TASK OBJECTIVE: In the entries below, find every line holding the string "this" and collect it.

INFORMATION SUPPLIED:
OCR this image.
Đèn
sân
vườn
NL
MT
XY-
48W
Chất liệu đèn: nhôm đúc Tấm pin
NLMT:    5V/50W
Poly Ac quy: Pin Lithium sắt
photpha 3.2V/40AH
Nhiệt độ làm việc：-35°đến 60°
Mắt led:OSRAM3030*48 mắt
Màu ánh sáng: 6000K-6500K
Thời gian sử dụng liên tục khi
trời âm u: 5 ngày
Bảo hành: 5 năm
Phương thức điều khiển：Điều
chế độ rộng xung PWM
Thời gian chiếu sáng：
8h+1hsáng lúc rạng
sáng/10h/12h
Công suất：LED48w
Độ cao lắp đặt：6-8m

==

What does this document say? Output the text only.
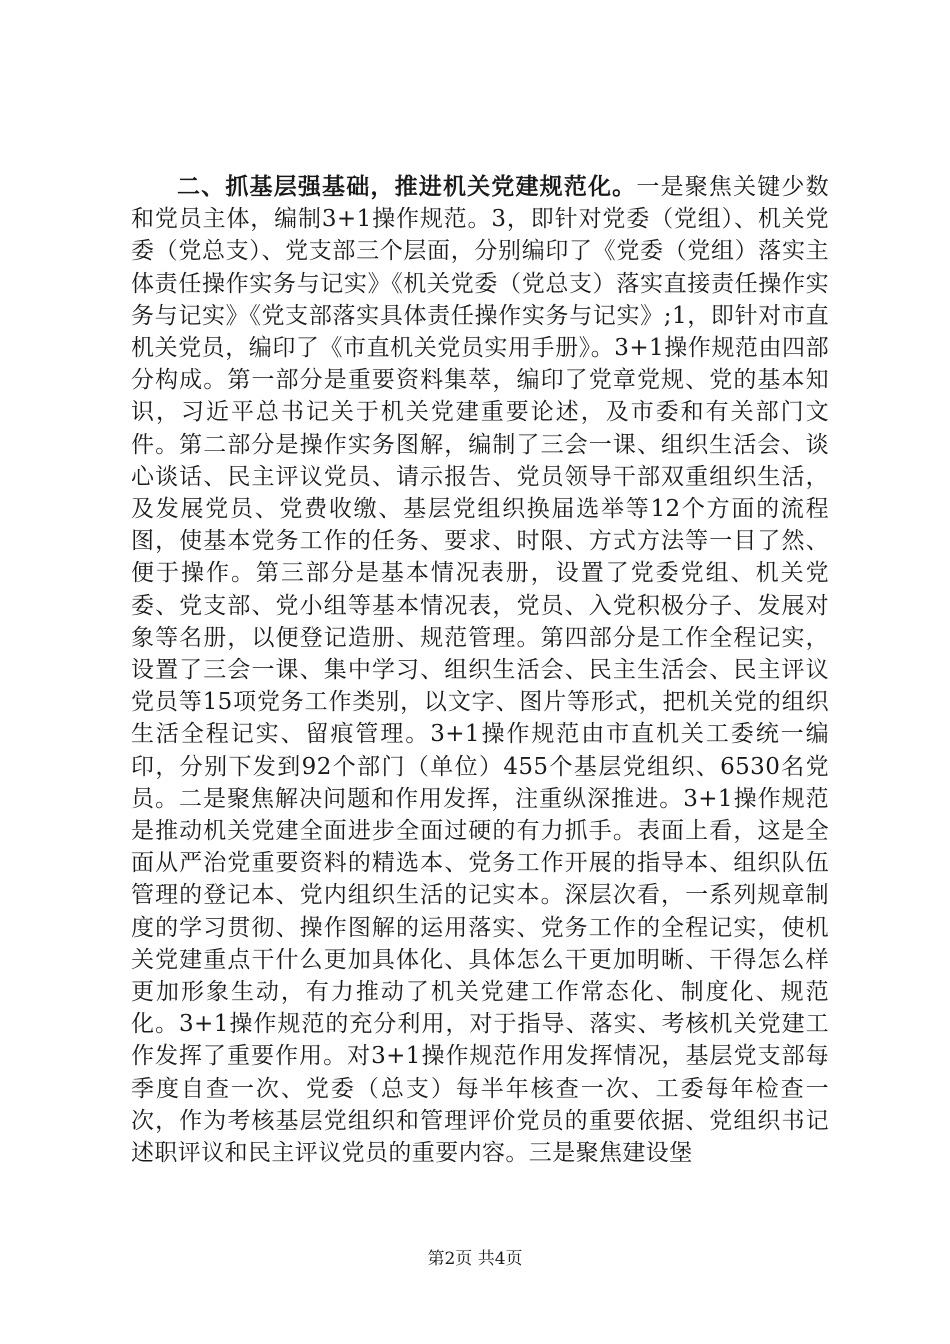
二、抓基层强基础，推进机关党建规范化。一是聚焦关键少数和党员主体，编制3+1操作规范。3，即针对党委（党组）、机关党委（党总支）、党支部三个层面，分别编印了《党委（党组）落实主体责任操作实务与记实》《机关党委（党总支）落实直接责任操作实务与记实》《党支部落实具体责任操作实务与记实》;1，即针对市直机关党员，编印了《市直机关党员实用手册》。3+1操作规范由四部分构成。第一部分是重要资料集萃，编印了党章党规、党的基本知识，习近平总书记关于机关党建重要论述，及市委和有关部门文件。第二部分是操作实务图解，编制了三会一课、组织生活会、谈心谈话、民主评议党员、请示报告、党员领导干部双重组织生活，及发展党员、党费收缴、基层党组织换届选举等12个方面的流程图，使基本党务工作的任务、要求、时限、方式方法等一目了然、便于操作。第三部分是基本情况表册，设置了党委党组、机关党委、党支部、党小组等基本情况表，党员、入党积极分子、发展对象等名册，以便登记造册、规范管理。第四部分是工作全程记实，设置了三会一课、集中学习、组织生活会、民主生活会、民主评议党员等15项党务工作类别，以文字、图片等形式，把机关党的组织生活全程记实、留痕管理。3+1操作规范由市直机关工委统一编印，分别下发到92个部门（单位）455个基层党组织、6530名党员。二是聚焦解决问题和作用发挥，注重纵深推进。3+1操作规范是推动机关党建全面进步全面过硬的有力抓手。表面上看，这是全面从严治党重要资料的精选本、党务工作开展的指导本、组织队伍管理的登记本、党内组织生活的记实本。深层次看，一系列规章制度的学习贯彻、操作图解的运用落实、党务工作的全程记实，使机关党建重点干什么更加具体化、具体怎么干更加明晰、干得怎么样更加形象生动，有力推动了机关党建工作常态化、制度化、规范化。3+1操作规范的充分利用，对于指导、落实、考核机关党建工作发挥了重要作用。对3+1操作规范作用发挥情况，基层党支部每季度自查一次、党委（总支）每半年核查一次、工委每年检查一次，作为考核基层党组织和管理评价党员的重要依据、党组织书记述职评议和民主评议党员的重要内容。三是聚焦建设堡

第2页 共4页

REPLY TO THE EXERCISE:
OCR this image.
What does this document say? Output the text only.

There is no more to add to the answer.